> Task directions
Copy only the lines from the one containing "Convert this document image to plain text." through the final line of the records below, exactly as written, with no pictures.

> Record set
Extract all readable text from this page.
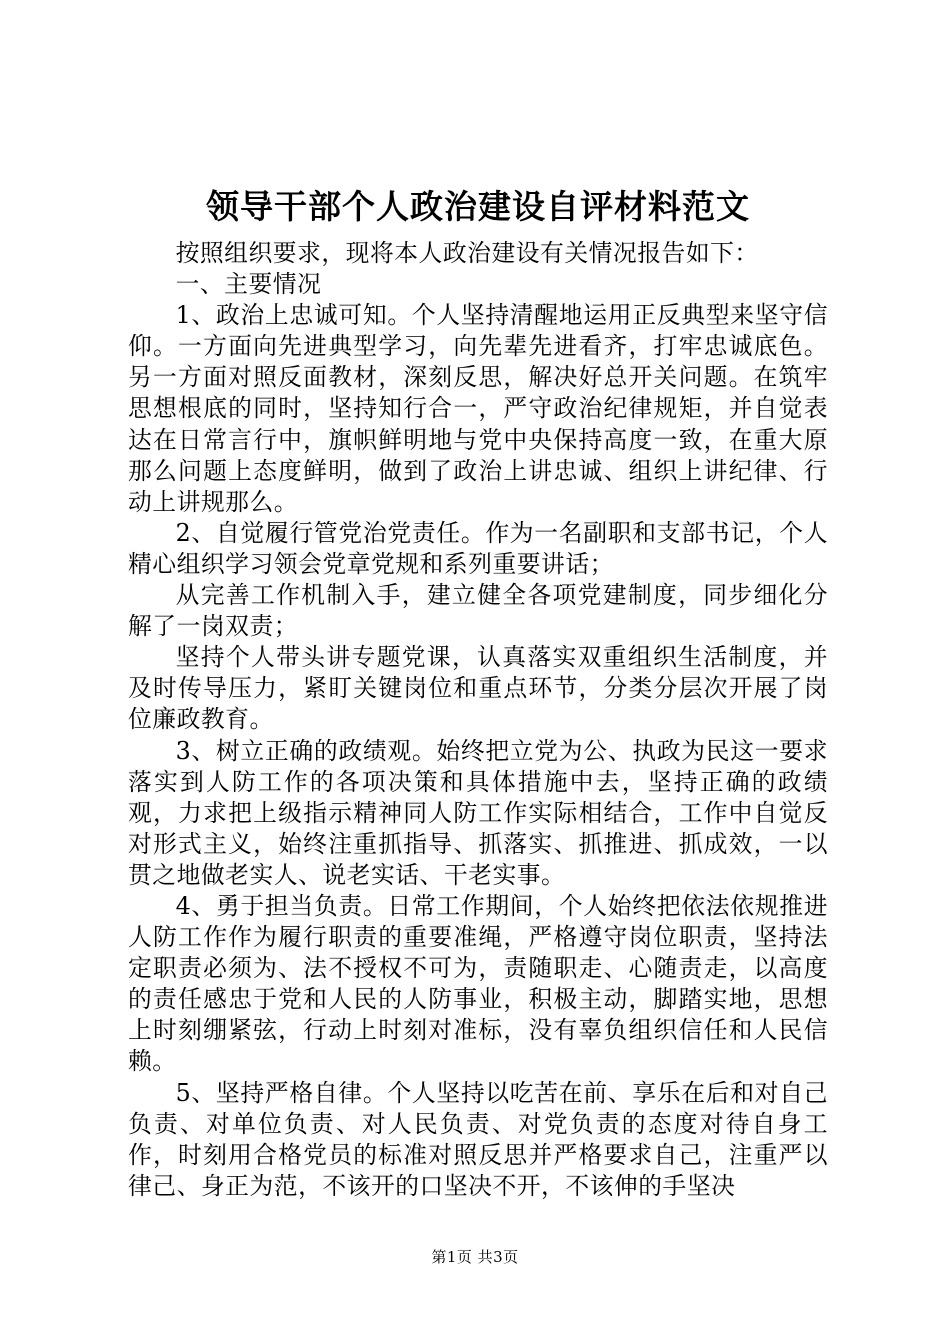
领导干部个人政治建设自评材料范文

按照组织要求，现将本人政治建设有关情况报告如下：

一、主要情况

1、政治上忠诚可知。个人坚持清醒地运用正反典型来坚守信仰。一方面向先进典型学习，向先辈先进看齐，打牢忠诚底色。另一方面对照反面教材，深刻反思，解决好总开关问题。在筑牢思想根底的同时，坚持知行合一，严守政治纪律规矩，并自觉表达在日常言行中，旗帜鲜明地与党中央保持高度一致，在重大原那么问题上态度鲜明，做到了政治上讲忠诚、组织上讲纪律、行动上讲规那么。

2、自觉履行管党治党责任。作为一名副职和支部书记，个人精心组织学习领会党章党规和系列重要讲话；

从完善工作机制入手，建立健全各项党建制度，同步细化分解了一岗双责；

坚持个人带头讲专题党课，认真落实双重组织生活制度，并及时传导压力，紧盯关键岗位和重点环节，分类分层次开展了岗位廉政教育。

3、树立正确的政绩观。始终把立党为公、执政为民这一要求落实到人防工作的各项决策和具体措施中去，坚持正确的政绩观，力求把上级指示精神同人防工作实际相结合，工作中自觉反对形式主义，始终注重抓指导、抓落实、抓推进、抓成效，一以贯之地做老实人、说老实话、干老实事。

4、勇于担当负责。日常工作期间，个人始终把依法依规推进人防工作作为履行职责的重要准绳，严格遵守岗位职责，坚持法定职责必须为、法不授权不可为，责随职走、心随责走，以高度的责任感忠于党和人民的人防事业，积极主动，脚踏实地，思想上时刻绷紧弦，行动上时刻对准标，没有辜负组织信任和人民信赖。

5、坚持严格自律。个人坚持以吃苦在前、享乐在后和对自己负责、对单位负责、对人民负责、对党负责的态度对待自身工作，时刻用合格党员的标准对照反思并严格要求自己，注重严以律己、身正为范，不该开的口坚决不开，不该伸的手坚决

第1页 共3页
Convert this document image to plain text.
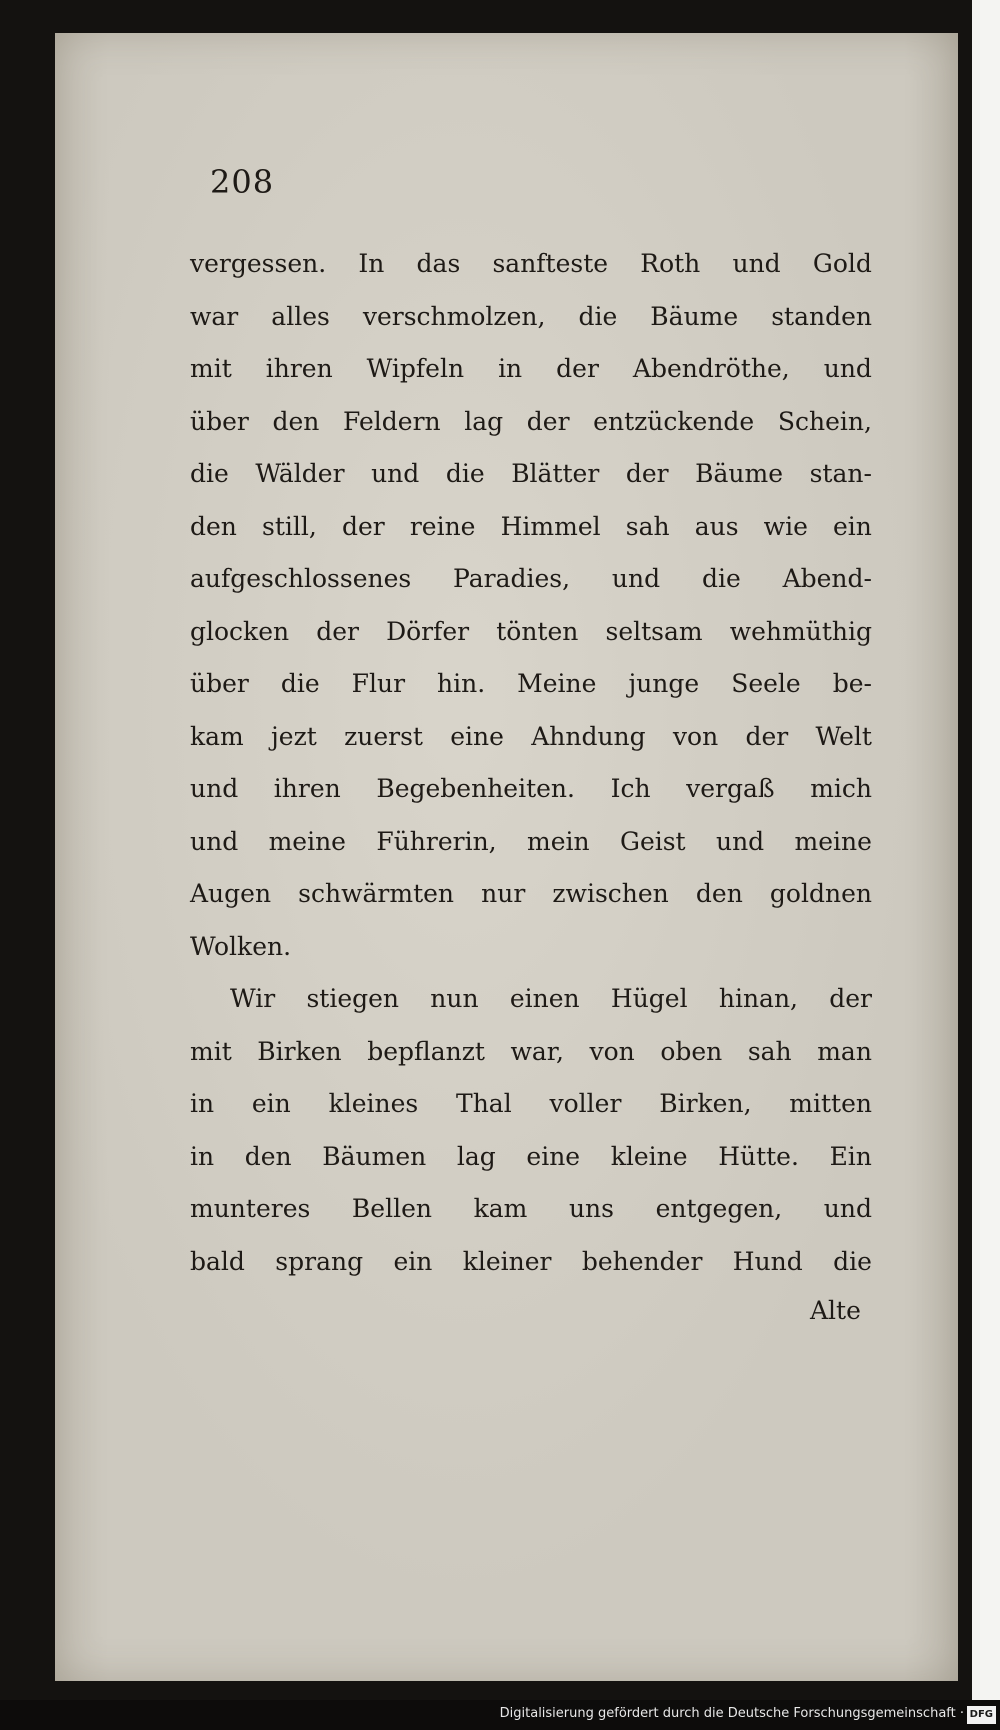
208

vergessen. In das sanfteste Roth und Gold
war alles verschmolzen, die Bäume standen
mit ihren Wipfeln in der Abendröthe, und
über den Feldern lag der entzückende Schein,
die Wälder und die Blätter der Bäume stan-
den still, der reine Himmel sah aus wie ein
aufgeschlossenes Paradies, und die Abend-
glocken der Dörfer tönten seltsam wehmüthig
über die Flur hin. Meine junge Seele be-
kam jezt zuerst eine Ahndung von der Welt
und ihren Begebenheiten. Ich vergaß mich
und meine Führerin, mein Geist und meine
Augen schwärmten nur zwischen den goldnen
Wolken.
Wir stiegen nun einen Hügel hinan, der
mit Birken bepflanzt war, von oben sah man
in ein kleines Thal voller Birken, mitten
in den Bäumen lag eine kleine Hütte. Ein
munteres Bellen kam uns entgegen, und
bald sprang ein kleiner behender Hund die

Alte

Digitalisierung gefördert durch die Deutsche Forschungsgemeinschaft · DFG
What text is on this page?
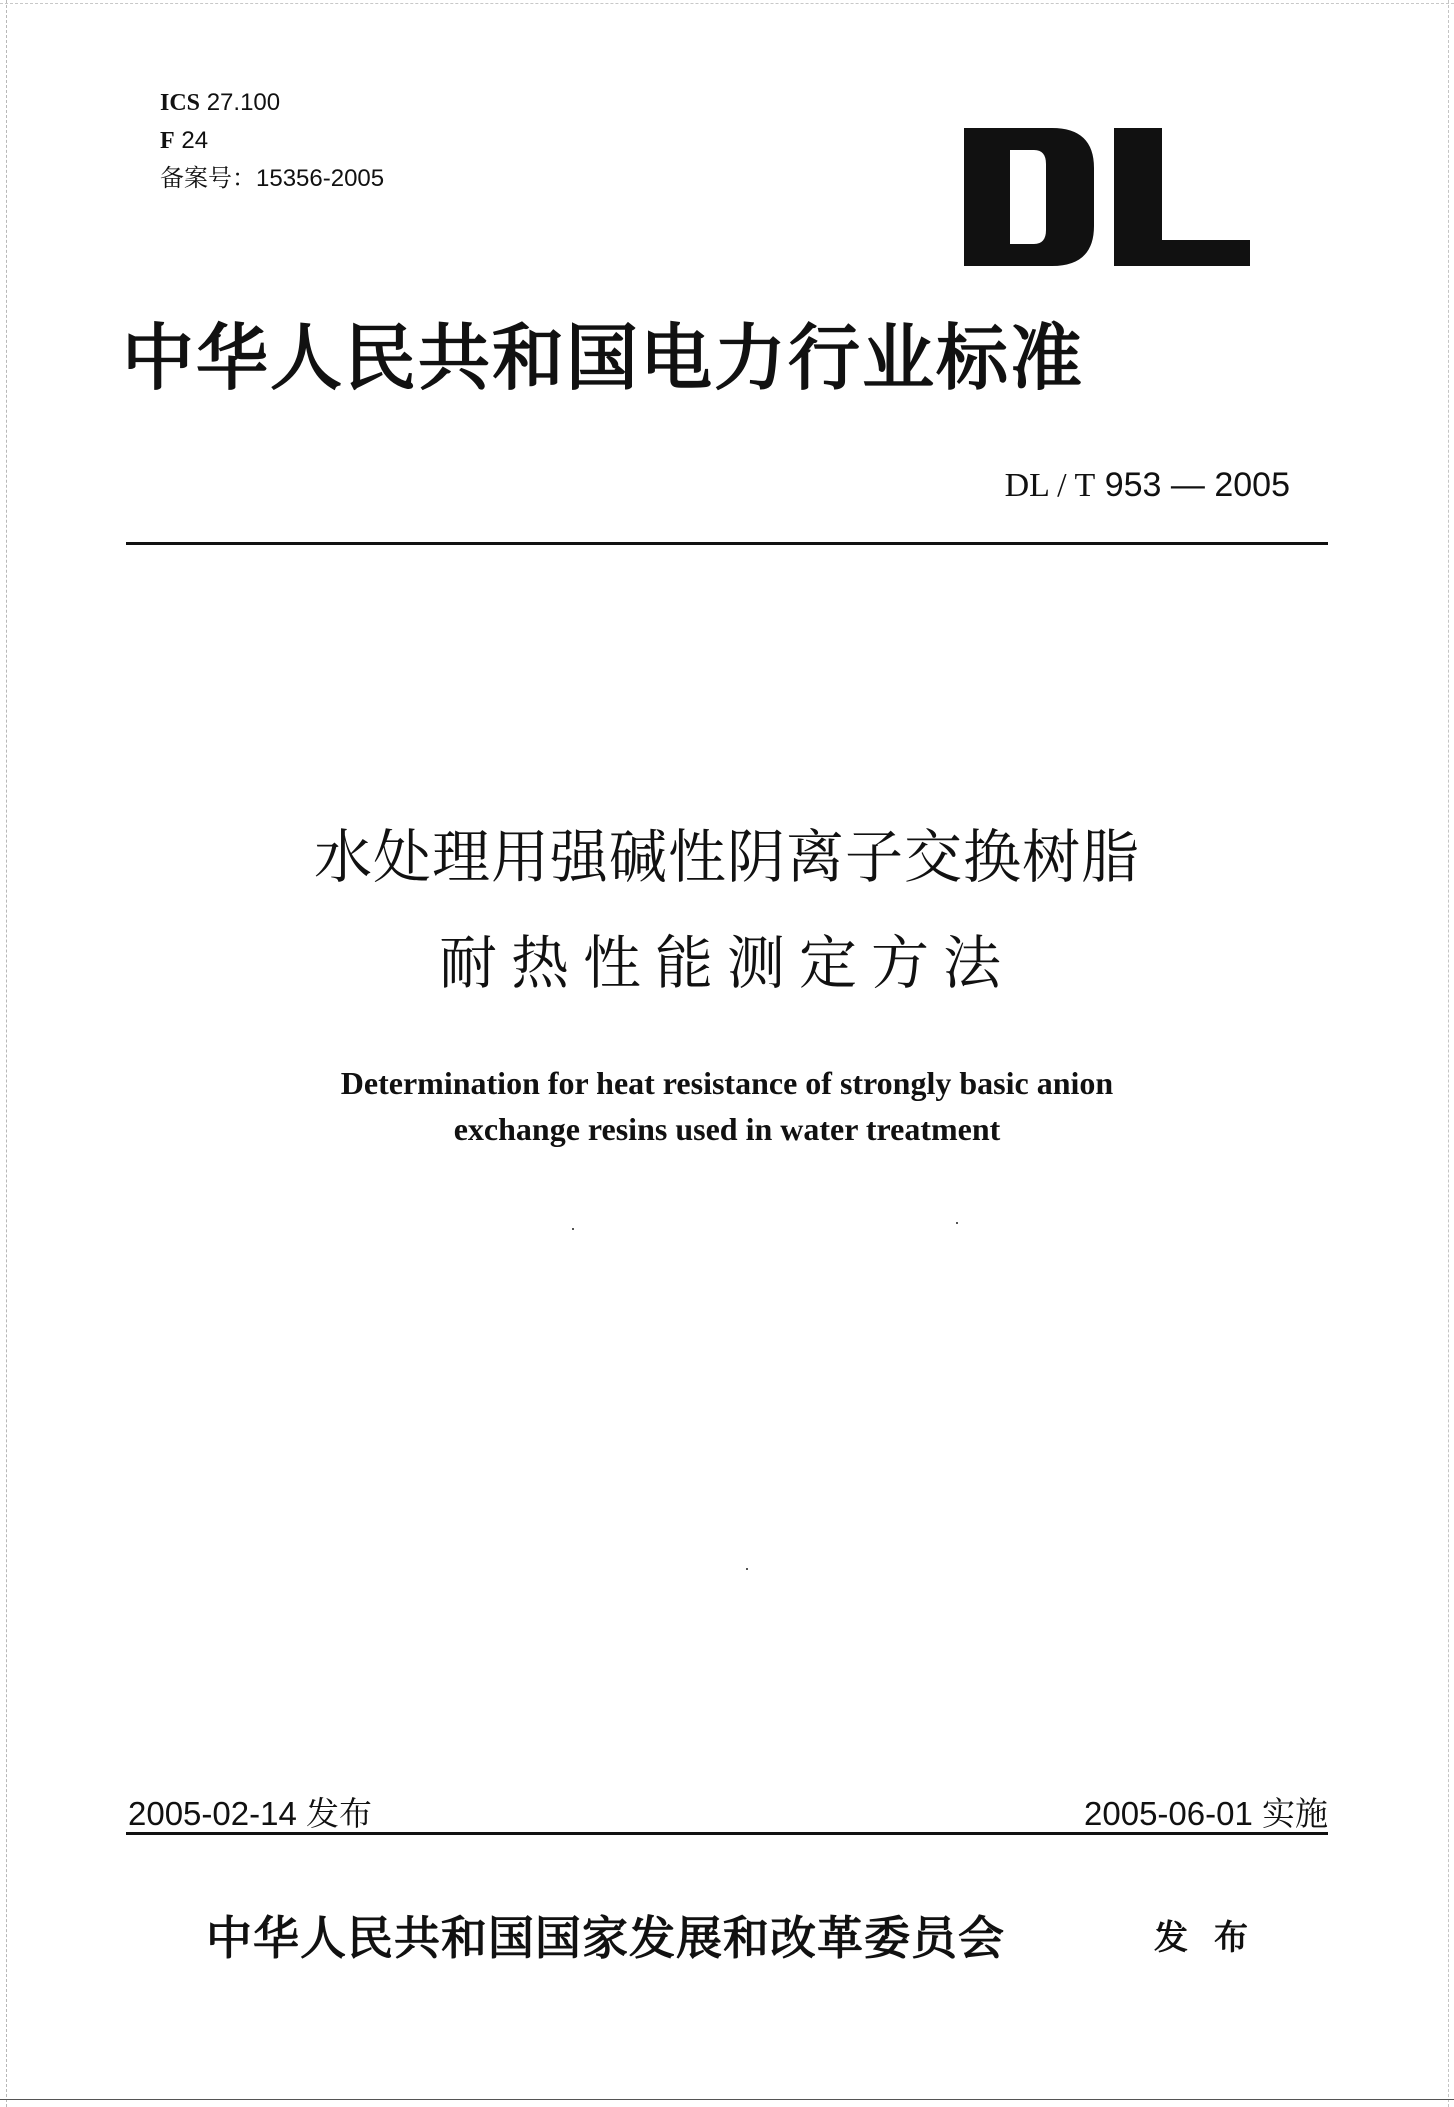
ICS 27.100
F 24
备案号：15356-2005
中华人民共和国电力行业标准
DL / T 953 — 2005
水处理用强碱性阴离子交换树脂
耐热性能测定方法
Determination for heat resistance of strongly basic anion
exchange resins used in water treatment
2005-02-14 发布	2005-06-01 实施
中华人民共和国国家发展和改革委员会	发布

> In response
Convert this document image to plain text.
208

vergessen. In das sanfteste Roth und Gold
war alles verschmolzen, die Bäume standen
mit ihren Wipfeln in der Abendröthe, und
über den Feldern lag der entzückende Schein,
die Wälder und die Blätter der Bäume stan-
den still, der reine Himmel sah aus wie ein
aufgeschlossenes Paradies, und die Abend-
glocken der Dörfer tönten seltsam wehmüthig
über die Flur hin. Meine junge Seele be-
kam jezt zuerst eine Ahndung von der Welt
und ihren Begebenheiten. Ich vergaß mich
und meine Führerin, mein Geist und meine
Augen schwärmten nur zwischen den goldnen
Wolken.
Wir stiegen nun einen Hügel hinan, der
mit Birken bepflanzt war, von oben sah man
in ein kleines Thal voller Birken, mitten
in den Bäumen lag eine kleine Hütte. Ein
munteres Bellen kam uns entgegen, und
bald sprang ein kleiner behender Hund die

Alte

Digitalisierung gefördert durch die Deutsche Forschungsgemeinschaft · DFG
What text is on this page?
ICS 27.100
F 24
备案号：15356-2005
中华人民共和国电力行业标准
DL / T 953 — 2005
水处理用强碱性阴离子交换树脂
耐热性能测定方法
Determination for heat resistance of strongly basic anion
exchange resins used in water treatment
2005-02-14 发布	2005-06-01 实施
中华人民共和国国家发展和改革委员会	发布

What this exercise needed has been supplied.